=== YOUR TASK ===
Could you express every one of the rows below as a Markdown table, with a Row column for its number and a Text column for the line itself, and with blank lines omitted?

★ ★ ★ ★

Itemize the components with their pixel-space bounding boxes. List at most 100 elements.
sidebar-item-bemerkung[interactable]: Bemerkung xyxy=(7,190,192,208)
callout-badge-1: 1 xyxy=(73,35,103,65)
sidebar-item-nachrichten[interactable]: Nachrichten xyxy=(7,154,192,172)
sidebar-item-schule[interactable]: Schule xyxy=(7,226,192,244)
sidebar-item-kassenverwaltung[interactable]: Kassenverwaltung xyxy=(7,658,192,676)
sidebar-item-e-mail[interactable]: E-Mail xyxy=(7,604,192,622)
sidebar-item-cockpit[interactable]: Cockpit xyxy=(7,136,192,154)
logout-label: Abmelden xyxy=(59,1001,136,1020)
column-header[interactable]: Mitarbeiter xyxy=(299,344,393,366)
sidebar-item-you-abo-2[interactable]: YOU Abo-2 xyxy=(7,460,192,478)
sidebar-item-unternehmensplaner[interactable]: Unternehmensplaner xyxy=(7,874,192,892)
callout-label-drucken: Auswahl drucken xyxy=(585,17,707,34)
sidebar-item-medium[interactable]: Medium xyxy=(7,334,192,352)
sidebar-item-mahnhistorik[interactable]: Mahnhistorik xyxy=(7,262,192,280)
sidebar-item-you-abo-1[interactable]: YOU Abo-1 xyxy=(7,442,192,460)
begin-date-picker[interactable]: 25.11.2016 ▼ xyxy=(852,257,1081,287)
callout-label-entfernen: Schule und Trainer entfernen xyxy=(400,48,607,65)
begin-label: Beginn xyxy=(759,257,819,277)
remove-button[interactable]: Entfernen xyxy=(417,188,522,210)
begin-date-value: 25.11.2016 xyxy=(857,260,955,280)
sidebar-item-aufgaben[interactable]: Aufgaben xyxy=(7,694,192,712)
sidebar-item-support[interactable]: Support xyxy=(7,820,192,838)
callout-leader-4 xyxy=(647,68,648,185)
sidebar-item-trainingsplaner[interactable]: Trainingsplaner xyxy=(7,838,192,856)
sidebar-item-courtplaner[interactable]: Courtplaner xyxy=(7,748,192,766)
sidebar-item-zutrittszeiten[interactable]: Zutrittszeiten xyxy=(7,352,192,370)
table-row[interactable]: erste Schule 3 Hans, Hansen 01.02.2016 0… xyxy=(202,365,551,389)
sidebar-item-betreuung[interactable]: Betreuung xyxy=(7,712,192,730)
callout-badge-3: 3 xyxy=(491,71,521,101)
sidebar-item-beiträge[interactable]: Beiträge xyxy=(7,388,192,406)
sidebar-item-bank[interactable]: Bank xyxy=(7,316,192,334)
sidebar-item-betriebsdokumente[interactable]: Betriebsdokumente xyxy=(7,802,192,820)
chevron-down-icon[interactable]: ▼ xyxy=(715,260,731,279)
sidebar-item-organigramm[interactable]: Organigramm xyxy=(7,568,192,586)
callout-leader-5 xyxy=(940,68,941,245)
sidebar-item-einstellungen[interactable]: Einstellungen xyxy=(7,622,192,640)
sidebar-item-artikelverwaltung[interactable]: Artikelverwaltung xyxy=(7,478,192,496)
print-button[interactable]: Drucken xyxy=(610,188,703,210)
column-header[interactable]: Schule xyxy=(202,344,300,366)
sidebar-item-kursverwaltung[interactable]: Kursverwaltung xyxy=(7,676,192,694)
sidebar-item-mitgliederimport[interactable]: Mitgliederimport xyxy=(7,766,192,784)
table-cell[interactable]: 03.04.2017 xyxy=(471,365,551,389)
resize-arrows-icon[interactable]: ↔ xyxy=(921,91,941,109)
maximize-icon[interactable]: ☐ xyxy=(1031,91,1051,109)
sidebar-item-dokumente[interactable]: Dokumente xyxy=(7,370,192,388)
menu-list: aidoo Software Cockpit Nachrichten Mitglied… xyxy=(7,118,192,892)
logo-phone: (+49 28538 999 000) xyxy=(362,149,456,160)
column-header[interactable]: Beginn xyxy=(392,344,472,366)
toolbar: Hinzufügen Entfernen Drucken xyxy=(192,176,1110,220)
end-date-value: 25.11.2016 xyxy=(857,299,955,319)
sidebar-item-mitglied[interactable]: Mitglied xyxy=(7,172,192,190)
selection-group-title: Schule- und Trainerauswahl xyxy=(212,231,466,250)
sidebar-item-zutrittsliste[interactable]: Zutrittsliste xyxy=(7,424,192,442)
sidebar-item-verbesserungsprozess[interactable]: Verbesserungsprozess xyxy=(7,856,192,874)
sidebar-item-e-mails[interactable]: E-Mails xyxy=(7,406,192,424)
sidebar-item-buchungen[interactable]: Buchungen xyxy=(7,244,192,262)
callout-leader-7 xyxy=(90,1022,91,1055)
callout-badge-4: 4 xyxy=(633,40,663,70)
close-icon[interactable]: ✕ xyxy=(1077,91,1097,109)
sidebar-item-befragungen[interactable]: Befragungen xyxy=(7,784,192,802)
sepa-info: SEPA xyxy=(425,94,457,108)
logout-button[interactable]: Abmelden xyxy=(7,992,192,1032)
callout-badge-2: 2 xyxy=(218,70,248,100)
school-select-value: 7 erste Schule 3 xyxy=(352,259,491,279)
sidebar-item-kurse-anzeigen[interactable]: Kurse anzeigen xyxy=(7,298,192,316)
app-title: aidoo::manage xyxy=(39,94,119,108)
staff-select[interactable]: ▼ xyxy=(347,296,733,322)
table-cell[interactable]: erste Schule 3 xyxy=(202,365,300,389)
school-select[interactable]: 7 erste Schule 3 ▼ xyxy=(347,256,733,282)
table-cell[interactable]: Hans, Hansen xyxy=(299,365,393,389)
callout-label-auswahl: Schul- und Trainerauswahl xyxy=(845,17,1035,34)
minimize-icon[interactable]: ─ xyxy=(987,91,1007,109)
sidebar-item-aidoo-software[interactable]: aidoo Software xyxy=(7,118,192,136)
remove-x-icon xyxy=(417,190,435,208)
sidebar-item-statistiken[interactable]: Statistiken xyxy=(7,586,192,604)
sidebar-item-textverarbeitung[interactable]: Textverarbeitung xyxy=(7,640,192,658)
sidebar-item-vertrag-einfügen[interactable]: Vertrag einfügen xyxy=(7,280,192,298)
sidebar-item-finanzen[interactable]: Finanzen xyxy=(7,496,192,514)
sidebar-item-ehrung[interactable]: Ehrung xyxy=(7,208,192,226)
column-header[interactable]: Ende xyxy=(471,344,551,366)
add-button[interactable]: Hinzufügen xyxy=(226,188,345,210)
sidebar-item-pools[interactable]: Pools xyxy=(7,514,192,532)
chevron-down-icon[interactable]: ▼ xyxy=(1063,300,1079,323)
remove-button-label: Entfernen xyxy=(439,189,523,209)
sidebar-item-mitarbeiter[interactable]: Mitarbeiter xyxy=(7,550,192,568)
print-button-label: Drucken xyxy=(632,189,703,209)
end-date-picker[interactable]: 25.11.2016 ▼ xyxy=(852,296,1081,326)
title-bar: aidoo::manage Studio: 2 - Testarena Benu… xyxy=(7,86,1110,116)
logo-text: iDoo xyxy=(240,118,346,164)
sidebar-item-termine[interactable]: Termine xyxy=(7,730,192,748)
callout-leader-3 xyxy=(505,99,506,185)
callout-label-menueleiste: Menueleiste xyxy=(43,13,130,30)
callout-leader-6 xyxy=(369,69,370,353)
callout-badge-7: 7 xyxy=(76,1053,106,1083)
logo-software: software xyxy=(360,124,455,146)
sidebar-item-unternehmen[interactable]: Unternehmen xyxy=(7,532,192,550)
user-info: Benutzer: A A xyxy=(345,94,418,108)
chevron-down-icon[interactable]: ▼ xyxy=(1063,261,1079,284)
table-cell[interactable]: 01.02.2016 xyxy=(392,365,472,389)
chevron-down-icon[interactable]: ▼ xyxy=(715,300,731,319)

★ ★ ★ ★

=== COMPLETE OUTPUT ===
| Row | Text |
|---|---|
| 1 | Itemize the components with their pixel-space bounding boxes. List at most 100 elements. |
| 2 | sidebar-item-bemerkung[interactable]: Bemerkung xyxy=(7,190,192,208) |
| 3 | callout-badge-1: 1 xyxy=(73,35,103,65) |
| 4 | sidebar-item-nachrichten[interactable]: Nachrichten xyxy=(7,154,192,172) |
| 5 | sidebar-item-schule[interactable]: Schule xyxy=(7,226,192,244) |
| 6 | sidebar-item-kassenverwaltung[interactable]: Kassenverwaltung xyxy=(7,658,192,676) |
| 7 | sidebar-item-e-mail[interactable]: E-Mail xyxy=(7,604,192,622) |
| 8 | sidebar-item-cockpit[interactable]: Cockpit xyxy=(7,136,192,154) |
| 9 | logout-label: Abmelden xyxy=(59,1001,136,1020) |
| 10 | column-header[interactable]: Mitarbeiter xyxy=(299,344,393,366) |
| 11 | sidebar-item-you-abo-2[interactable]: YOU Abo-2 xyxy=(7,460,192,478) |
| 12 | sidebar-item-unternehmensplaner[interactable]: Unternehmensplaner xyxy=(7,874,192,892) |
| 13 | callout-label-drucken: Auswahl drucken xyxy=(585,17,707,34) |
| 14 | sidebar-item-medium[interactable]: Medium xyxy=(7,334,192,352) |
| 15 | sidebar-item-mahnhistorik[interactable]: Mahnhistorik xyxy=(7,262,192,280) |
| 16 | sidebar-item-you-abo-1[interactable]: YOU Abo-1 xyxy=(7,442,192,460) |
| 17 | begin-date-picker[interactable]: 25.11.2016 ▼ xyxy=(852,257,1081,287) |
| 18 | callout-label-entfernen: Schule und Trainer entfernen xyxy=(400,48,607,65) |
| 19 | begin-label: Beginn xyxy=(759,257,819,277) |
| 20 | remove-button[interactable]: Entfernen xyxy=(417,188,522,210) |
| 21 | begin-date-value: 25.11.2016 xyxy=(857,260,955,280) |
| 22 | sidebar-item-aufgaben[interactable]: Aufgaben xyxy=(7,694,192,712) |
| 23 | sidebar-item-support[interactable]: Support xyxy=(7,820,192,838) |
| 24 | callout-leader-4 xyxy=(647,68,648,185) |
| 25 | sidebar-item-trainingsplaner[interactable]: Trainingsplaner xyxy=(7,838,192,856) |
| 26 | sidebar-item-courtplaner[interactable]: Courtplaner xyxy=(7,748,192,766) |
| 27 | sidebar-item-zutrittszeiten[interactable]: Zutrittszeiten xyxy=(7,352,192,370) |
| 28 | table-row[interactable]: erste Schule 3 Hans, Hansen 01.02.2016 0… xyxy=(202,365,551,389) |
| 29 | sidebar-item-betreuung[interactable]: Betreuung xyxy=(7,712,192,730) |
| 30 | callout-badge-3: 3 xyxy=(491,71,521,101) |
| 31 | sidebar-item-beiträge[interactable]: Beiträge xyxy=(7,388,192,406) |
| 32 | sidebar-item-bank[interactable]: Bank xyxy=(7,316,192,334) |
| 33 | sidebar-item-betriebsdokumente[interactable]: Betriebsdokumente xyxy=(7,802,192,820) |
| 34 | chevron-down-icon[interactable]: ▼ xyxy=(715,260,731,279) |
| 35 | sidebar-item-organigramm[interactable]: Organigramm xyxy=(7,568,192,586) |
| 36 | callout-leader-5 xyxy=(940,68,941,245) |
| 37 | sidebar-item-einstellungen[interactable]: Einstellungen xyxy=(7,622,192,640) |
| 38 | sidebar-item-artikelverwaltung[interactable]: Artikelverwaltung xyxy=(7,478,192,496) |
| 39 | print-button[interactable]: Drucken xyxy=(610,188,703,210) |
| 40 | column-header[interactable]: Schule xyxy=(202,344,300,366) |
| 41 | sidebar-item-kursverwaltung[interactable]: Kursverwaltung xyxy=(7,676,192,694) |
| 42 | sidebar-item-mitgliederimport[interactable]: Mitgliederimport xyxy=(7,766,192,784) |
| 43 | table-cell[interactable]: 03.04.2017 xyxy=(471,365,551,389) |
| 44 | resize-arrows-icon[interactable]: ↔ xyxy=(921,91,941,109) |
| 45 | maximize-icon[interactable]: ☐ xyxy=(1031,91,1051,109) |
| 46 | sidebar-item-dokumente[interactable]: Dokumente xyxy=(7,370,192,388) |
| 47 | menu-list: aidoo Software Cockpit Nachrichten Mitglied… xyxy=(7,118,192,892) |
| 48 | logo-phone: (+49 28538 999 000) xyxy=(362,149,456,160) |
| 49 | column-header[interactable]: Beginn xyxy=(392,344,472,366) |
| 50 | toolbar: Hinzufügen Entfernen Drucken xyxy=(192,176,1110,220) |
| 51 | end-date-value: 25.11.2016 xyxy=(857,299,955,319) |
| 52 | sidebar-item-mitglied[interactable]: Mitglied xyxy=(7,172,192,190) |
| 53 | selection-group-title: Schule- und Trainerauswahl xyxy=(212,231,466,250) |
| 54 | sidebar-item-zutrittsliste[interactable]: Zutrittsliste xyxy=(7,424,192,442) |
| 55 | sidebar-item-verbesserungsprozess[interactable]: Verbesserungsprozess xyxy=(7,856,192,874) |
| 56 | sidebar-item-e-mails[interactable]: E-Mails xyxy=(7,406,192,424) |
| 57 | sidebar-item-buchungen[interactable]: Buchungen xyxy=(7,244,192,262) |
| 58 | callout-leader-7 xyxy=(90,1022,91,1055) |
| 59 | callout-badge-4: 4 xyxy=(633,40,663,70) |
| 60 | close-icon[interactable]: ✕ xyxy=(1077,91,1097,109) |
| 61 | sidebar-item-befragungen[interactable]: Befragungen xyxy=(7,784,192,802) |
| 62 | sepa-info: SEPA xyxy=(425,94,457,108) |
| 63 | logout-button[interactable]: Abmelden xyxy=(7,992,192,1032) |
| 64 | callout-badge-2: 2 xyxy=(218,70,248,100) |
| 65 | school-select-value: 7 erste Schule 3 xyxy=(352,259,491,279) |
| 66 | sidebar-item-kurse-anzeigen[interactable]: Kurse anzeigen xyxy=(7,298,192,316) |
| 67 | app-title: aidoo::manage xyxy=(39,94,119,108) |
| 68 | staff-select[interactable]: ▼ xyxy=(347,296,733,322) |
| 69 | table-cell[interactable]: erste Schule 3 xyxy=(202,365,300,389) |
| 70 | school-select[interactable]: 7 erste Schule 3 ▼ xyxy=(347,256,733,282) |
| 71 | table-cell[interactable]: Hans, Hansen xyxy=(299,365,393,389) |
| 72 | callout-label-auswahl: Schul- und Trainerauswahl xyxy=(845,17,1035,34) |
| 73 | minimize-icon[interactable]: ─ xyxy=(987,91,1007,109) |
| 74 | sidebar-item-aidoo-software[interactable]: aidoo Software xyxy=(7,118,192,136) |
| 75 | remove-x-icon xyxy=(417,190,435,208) |
| 76 | sidebar-item-statistiken[interactable]: Statistiken xyxy=(7,586,192,604) |
| 77 | sidebar-item-textverarbeitung[interactable]: Textverarbeitung xyxy=(7,640,192,658) |
| 78 | sidebar-item-vertrag-einfügen[interactable]: Vertrag einfügen xyxy=(7,280,192,298) |
| 79 | sidebar-item-finanzen[interactable]: Finanzen xyxy=(7,496,192,514) |
| 80 | sidebar-item-ehrung[interactable]: Ehrung xyxy=(7,208,192,226) |
| 81 | column-header[interactable]: Ende xyxy=(471,344,551,366) |
| 82 | add-button[interactable]: Hinzufügen xyxy=(226,188,345,210) |
| 83 | sidebar-item-pools[interactable]: Pools xyxy=(7,514,192,532) |
| 84 | chevron-down-icon[interactable]: ▼ xyxy=(1063,300,1079,323) |
| 85 | remove-button-label: Entfernen xyxy=(439,189,523,209) |
| 86 | sidebar-item-mitarbeiter[interactable]: Mitarbeiter xyxy=(7,550,192,568) |
| 87 | print-button-label: Drucken xyxy=(632,189,703,209) |
| 88 | end-date-picker[interactable]: 25.11.2016 ▼ xyxy=(852,296,1081,326) |
| 89 | title-bar: aidoo::manage Studio: 2 - Testarena Benu… xyxy=(7,86,1110,116) |
| 90 | logo-text: iDoo xyxy=(240,118,346,164) |
| 91 | sidebar-item-termine[interactable]: Termine xyxy=(7,730,192,748) |
| 92 | callout-leader-3 xyxy=(505,99,506,185) |
| 93 | callout-label-menueleiste: Menueleiste xyxy=(43,13,130,30) |
| 94 | callout-leader-6 xyxy=(369,69,370,353) |
| 95 | callout-badge-7: 7 xyxy=(76,1053,106,1083) |
| 96 | logo-software: software xyxy=(360,124,455,146) |
| 97 | sidebar-item-unternehmen[interactable]: Unternehmen xyxy=(7,532,192,550) |
| 98 | user-info: Benutzer: A A xyxy=(345,94,418,108) |
| 99 | chevron-down-icon[interactable]: ▼ xyxy=(1063,261,1079,284) |
| 100 | table-cell[interactable]: 01.02.2016 xyxy=(392,365,472,389) |
| 101 | chevron-down-icon[interactable]: ▼ xyxy=(715,300,731,319) |